Check the listing below line by line and report how many lines hold "text", with no other words.

- _Data records_
☆ ☆ ☆ ☆ ☆
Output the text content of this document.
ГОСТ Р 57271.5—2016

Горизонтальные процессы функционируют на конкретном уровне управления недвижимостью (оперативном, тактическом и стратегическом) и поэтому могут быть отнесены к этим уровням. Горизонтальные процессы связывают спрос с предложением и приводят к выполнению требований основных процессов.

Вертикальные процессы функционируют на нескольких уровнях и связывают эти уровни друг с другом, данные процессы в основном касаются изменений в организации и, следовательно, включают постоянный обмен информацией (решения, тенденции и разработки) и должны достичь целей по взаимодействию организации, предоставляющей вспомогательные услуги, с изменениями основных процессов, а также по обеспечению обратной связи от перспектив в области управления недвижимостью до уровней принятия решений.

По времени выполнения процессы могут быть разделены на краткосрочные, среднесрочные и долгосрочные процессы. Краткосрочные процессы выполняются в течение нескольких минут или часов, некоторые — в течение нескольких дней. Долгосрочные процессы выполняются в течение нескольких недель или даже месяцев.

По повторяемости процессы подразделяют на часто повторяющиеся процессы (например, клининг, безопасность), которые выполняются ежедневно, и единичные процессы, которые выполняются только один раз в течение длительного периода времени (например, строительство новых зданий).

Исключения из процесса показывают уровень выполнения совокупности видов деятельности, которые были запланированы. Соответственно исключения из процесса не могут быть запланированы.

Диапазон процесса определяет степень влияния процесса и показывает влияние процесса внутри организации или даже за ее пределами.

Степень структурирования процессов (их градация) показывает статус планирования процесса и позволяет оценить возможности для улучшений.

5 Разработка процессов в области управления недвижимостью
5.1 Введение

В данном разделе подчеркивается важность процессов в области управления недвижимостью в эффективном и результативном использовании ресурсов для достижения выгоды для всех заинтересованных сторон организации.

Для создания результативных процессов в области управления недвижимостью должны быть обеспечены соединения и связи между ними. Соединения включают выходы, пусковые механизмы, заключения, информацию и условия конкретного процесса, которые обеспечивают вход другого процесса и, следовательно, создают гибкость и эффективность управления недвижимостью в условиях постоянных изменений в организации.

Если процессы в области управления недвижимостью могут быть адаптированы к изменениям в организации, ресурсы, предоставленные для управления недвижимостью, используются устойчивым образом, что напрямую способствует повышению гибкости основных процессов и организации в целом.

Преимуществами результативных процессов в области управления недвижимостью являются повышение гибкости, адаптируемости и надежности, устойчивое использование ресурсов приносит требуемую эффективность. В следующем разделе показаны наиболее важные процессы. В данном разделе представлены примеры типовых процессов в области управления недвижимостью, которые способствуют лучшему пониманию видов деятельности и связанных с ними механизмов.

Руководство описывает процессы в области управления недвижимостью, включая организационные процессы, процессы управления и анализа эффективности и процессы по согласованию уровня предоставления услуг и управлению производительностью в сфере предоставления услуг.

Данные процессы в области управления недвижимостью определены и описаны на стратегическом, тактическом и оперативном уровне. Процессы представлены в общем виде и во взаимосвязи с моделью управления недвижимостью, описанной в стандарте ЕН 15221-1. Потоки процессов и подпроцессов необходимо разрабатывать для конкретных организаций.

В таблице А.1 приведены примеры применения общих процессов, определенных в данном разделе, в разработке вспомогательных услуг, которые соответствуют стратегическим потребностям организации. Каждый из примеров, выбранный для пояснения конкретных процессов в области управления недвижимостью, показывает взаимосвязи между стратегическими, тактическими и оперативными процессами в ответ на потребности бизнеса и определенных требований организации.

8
☆ ☆ ☆ ☆ ☆
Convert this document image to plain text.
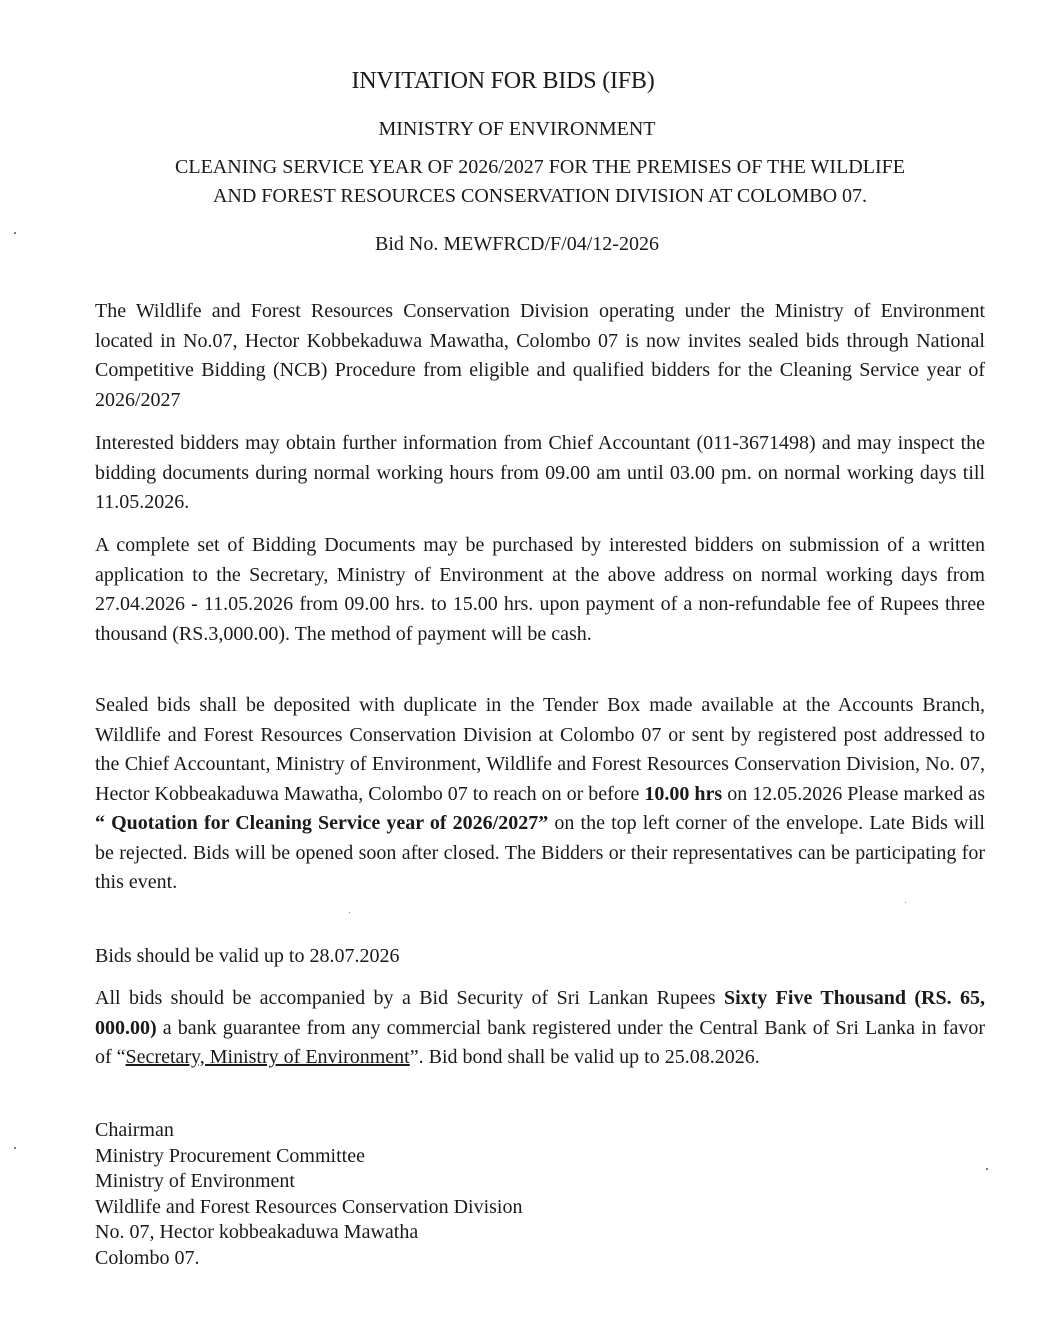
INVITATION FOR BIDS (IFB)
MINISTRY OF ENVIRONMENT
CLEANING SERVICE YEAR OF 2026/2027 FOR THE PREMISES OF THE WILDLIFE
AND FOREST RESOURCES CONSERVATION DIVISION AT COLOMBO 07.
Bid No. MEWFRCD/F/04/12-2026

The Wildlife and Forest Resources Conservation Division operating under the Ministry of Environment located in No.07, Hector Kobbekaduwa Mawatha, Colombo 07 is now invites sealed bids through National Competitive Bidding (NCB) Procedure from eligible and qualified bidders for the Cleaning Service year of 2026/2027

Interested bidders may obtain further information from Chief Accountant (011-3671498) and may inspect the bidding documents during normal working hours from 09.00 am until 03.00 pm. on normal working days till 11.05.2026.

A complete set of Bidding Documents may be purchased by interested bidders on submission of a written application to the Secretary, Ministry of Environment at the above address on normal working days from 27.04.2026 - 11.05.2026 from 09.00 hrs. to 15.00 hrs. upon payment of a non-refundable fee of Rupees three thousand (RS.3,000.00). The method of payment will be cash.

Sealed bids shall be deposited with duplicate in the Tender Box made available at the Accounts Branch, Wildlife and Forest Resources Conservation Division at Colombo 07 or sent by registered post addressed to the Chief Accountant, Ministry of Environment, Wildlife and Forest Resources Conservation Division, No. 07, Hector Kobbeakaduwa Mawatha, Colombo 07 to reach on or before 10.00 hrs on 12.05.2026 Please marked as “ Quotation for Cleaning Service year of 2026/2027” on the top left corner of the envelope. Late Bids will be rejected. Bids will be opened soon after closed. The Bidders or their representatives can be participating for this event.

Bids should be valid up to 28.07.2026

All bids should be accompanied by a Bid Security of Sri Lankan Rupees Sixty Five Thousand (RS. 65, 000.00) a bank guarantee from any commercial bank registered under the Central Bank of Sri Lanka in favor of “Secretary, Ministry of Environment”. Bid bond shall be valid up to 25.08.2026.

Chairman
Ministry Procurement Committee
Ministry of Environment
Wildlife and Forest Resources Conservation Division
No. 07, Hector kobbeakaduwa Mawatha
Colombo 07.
☆ ☆ ☆ ☆ ☆
- _Completed task_
2